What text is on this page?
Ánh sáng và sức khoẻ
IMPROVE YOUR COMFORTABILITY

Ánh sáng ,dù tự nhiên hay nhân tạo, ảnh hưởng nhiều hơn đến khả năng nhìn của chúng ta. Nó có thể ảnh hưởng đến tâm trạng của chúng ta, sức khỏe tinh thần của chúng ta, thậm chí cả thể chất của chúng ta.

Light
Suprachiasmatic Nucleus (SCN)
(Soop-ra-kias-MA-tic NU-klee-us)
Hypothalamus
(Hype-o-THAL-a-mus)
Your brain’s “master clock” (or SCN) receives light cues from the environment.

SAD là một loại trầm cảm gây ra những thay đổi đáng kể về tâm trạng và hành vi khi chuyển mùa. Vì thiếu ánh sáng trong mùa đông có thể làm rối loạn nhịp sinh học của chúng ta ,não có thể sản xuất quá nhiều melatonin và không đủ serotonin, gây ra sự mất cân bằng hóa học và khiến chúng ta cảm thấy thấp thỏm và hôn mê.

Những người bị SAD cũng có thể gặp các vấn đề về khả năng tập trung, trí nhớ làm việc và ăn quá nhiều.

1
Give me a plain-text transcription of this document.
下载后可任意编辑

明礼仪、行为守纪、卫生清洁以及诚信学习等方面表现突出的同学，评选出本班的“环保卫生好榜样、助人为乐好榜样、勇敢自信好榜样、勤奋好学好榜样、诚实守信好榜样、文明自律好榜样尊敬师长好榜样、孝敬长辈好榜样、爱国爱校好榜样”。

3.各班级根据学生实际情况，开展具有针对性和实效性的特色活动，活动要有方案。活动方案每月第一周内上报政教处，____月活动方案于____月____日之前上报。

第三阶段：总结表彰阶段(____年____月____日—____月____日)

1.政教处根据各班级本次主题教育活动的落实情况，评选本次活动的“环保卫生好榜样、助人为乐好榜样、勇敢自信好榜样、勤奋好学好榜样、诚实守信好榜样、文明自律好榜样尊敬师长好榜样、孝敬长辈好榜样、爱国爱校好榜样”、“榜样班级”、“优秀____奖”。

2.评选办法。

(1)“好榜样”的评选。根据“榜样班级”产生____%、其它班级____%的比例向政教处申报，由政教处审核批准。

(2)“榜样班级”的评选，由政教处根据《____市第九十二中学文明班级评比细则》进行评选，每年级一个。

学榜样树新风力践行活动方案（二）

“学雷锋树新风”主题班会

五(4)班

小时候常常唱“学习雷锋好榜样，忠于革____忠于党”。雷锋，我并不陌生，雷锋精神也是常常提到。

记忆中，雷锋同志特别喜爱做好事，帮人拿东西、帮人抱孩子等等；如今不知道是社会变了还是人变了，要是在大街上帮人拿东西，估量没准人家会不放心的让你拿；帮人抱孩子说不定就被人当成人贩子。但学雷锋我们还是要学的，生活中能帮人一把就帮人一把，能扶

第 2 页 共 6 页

> **EXERCISE DETAILS**: From the records above, pull out each line that has "环保卫生好榜样".

> **EXERCISE ANSWER**:
明礼仪、行为守纪、卫生清洁以及诚信学习等方面表现突出的同学，评选出本班的“环保卫生好榜样、助人为乐好榜样、勇敢自信好榜样、勤奋好学好榜样、诚实守信好榜样、文明自律好榜样尊敬师长好榜样、孝敬长辈好榜样、爱国爱校好榜样”。
1.政教处根据各班级本次主题教育活动的落实情况，评选本次活动的“环保卫生好榜样、助人为乐好榜样、勇敢自信好榜样、勤奋好学好榜样、诚实守信好榜样、文明自律好榜样尊敬师长好榜样、孝敬长辈好榜样、爱国爱校好榜样”、“榜样班级”、“优秀____奖”。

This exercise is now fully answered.